_Extract to read_.
Jan-Simon : When nothing strange happens, next year will be the 50th anniversary of Hawkwind. Legendary in small circles and known by many primarily (or just) for the fact that a certain Ian McKilmister, a.k.a. Lemmy used to be this band’s bass player. The glory days of the band are long gone, but Hawkwind is still active and now releases its umpteenth record ‘Road To Utopia’. Number 31 according to the official count.
Hawkwind is since many years Dave Brock’s personal instrument. He is also the only constant in the ever changing carrousel of musicians that is Hawkwind. For this album Brock, in his seventies already, goes back to the band’s most successful period, the years between 1971 and 1977. A period in which the band made records such as ‘X In Search Of Space’, ‘Space Ritual’ and ‘Hall Of The Mountain Grill’ and thus almost singlehandedly created spacerock. Instead of simply putting out another compilation or live album, a method used by Brock and his colleagues of the moment a number of times, Hawkwind chose this time to take a few of the classic songs and rerecord them in a lush orchestral arrangement. Oh wait, even that has been done before. But by miracle, it works this time. ‘Road To Utopia’ happens to be one of the best Hawkwind albums of the past twenty years or so.

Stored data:
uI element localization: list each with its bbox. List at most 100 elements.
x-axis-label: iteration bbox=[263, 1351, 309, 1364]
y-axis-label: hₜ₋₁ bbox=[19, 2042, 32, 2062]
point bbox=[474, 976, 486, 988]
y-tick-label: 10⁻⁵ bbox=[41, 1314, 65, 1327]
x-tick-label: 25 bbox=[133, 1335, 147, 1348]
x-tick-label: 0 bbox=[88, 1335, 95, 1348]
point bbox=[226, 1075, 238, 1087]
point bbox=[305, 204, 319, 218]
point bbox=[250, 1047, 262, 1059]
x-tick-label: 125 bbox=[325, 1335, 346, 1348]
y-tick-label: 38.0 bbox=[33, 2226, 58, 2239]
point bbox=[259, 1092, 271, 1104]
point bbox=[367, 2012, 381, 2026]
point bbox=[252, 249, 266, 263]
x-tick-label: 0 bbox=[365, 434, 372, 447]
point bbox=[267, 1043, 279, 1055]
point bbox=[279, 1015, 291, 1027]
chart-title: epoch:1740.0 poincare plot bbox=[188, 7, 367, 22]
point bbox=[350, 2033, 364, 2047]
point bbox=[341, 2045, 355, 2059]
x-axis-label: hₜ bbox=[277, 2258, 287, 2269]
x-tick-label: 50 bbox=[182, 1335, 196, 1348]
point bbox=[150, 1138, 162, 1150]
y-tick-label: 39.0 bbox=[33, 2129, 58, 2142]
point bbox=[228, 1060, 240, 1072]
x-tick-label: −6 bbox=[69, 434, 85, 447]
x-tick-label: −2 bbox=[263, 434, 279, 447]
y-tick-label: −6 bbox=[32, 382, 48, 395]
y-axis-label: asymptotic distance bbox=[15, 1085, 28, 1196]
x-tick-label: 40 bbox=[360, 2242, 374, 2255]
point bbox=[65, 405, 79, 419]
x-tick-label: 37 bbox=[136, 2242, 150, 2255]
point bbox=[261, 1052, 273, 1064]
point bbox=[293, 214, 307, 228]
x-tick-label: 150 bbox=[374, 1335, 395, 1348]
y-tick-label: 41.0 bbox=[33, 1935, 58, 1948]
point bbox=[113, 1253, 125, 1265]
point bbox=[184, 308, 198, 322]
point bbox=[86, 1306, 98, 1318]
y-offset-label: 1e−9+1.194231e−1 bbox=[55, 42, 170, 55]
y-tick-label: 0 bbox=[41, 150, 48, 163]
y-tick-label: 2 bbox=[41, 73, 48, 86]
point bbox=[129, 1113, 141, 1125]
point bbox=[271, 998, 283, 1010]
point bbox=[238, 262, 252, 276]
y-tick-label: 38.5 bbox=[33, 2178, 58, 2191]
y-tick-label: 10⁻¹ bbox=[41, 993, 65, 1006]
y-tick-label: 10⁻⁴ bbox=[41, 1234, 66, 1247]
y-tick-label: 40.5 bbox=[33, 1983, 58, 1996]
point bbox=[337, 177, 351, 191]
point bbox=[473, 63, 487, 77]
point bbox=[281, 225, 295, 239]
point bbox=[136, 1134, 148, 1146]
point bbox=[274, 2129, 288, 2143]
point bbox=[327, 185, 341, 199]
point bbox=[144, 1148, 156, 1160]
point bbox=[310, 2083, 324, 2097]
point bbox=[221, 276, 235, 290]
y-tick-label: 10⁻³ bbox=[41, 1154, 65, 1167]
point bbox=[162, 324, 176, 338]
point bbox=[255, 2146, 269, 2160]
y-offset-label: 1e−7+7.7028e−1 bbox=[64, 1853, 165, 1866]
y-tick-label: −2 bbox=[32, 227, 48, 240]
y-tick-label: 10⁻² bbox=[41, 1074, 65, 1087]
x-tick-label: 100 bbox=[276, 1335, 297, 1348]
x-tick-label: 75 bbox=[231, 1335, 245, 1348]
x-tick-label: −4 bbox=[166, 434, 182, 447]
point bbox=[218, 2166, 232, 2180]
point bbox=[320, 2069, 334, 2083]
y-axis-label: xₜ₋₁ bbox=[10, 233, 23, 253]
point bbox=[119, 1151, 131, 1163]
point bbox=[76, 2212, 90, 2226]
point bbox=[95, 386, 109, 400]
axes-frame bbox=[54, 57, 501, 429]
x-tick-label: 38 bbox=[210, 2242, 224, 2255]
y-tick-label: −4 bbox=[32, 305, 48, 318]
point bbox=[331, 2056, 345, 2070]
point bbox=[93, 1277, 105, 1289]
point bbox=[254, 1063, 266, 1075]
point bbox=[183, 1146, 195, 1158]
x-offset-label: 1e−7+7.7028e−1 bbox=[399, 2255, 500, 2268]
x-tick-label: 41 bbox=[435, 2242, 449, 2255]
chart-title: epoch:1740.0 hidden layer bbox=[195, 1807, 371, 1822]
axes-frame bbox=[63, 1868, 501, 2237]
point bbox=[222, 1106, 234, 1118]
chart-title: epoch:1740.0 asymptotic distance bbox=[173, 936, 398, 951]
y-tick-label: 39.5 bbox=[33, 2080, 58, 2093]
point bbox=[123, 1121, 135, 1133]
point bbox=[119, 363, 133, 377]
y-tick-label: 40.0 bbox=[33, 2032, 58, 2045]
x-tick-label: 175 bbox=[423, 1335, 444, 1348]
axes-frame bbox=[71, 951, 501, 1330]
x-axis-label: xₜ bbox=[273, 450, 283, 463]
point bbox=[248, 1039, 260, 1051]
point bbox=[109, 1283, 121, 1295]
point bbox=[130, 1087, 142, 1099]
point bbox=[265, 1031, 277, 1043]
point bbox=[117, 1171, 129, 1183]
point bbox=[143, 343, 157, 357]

_Goals_.
1. In the Hawkwind review, what number is "Road To Utopia" by the official count?
2. Retype the Hawkwind review starting at "Hawkwind is since" and ending at "years or so.".
These entries are separate from the Hawkwind review.

_Per-task answers_.
1. Number 31.

2.
Hawkwind is since many years Dave Brock’s personal instrument. He is also the only constant in the ever changing carrousel of musicians that is Hawkwind. For this album Brock, in his seventies already, goes back to the band’s most successful period, the years between 1971 and 1977. A period in which the band made records such as ‘X In Search Of Space’, ‘Space Ritual’ and ‘Hall Of The Mountain Grill’ and thus almost singlehandedly created spacerock. Instead of simply putting out another compilation or live album, a method used by Brock and his colleagues of the moment a number of times, Hawkwind chose this time to take a few of the classic songs and rerecord them in a lush orchestral arrangement. Oh wait, even that has been done before. But by miracle, it works this time. ‘Road To Utopia’ happens to be one of the best Hawkwind albums of the past twenty years or so.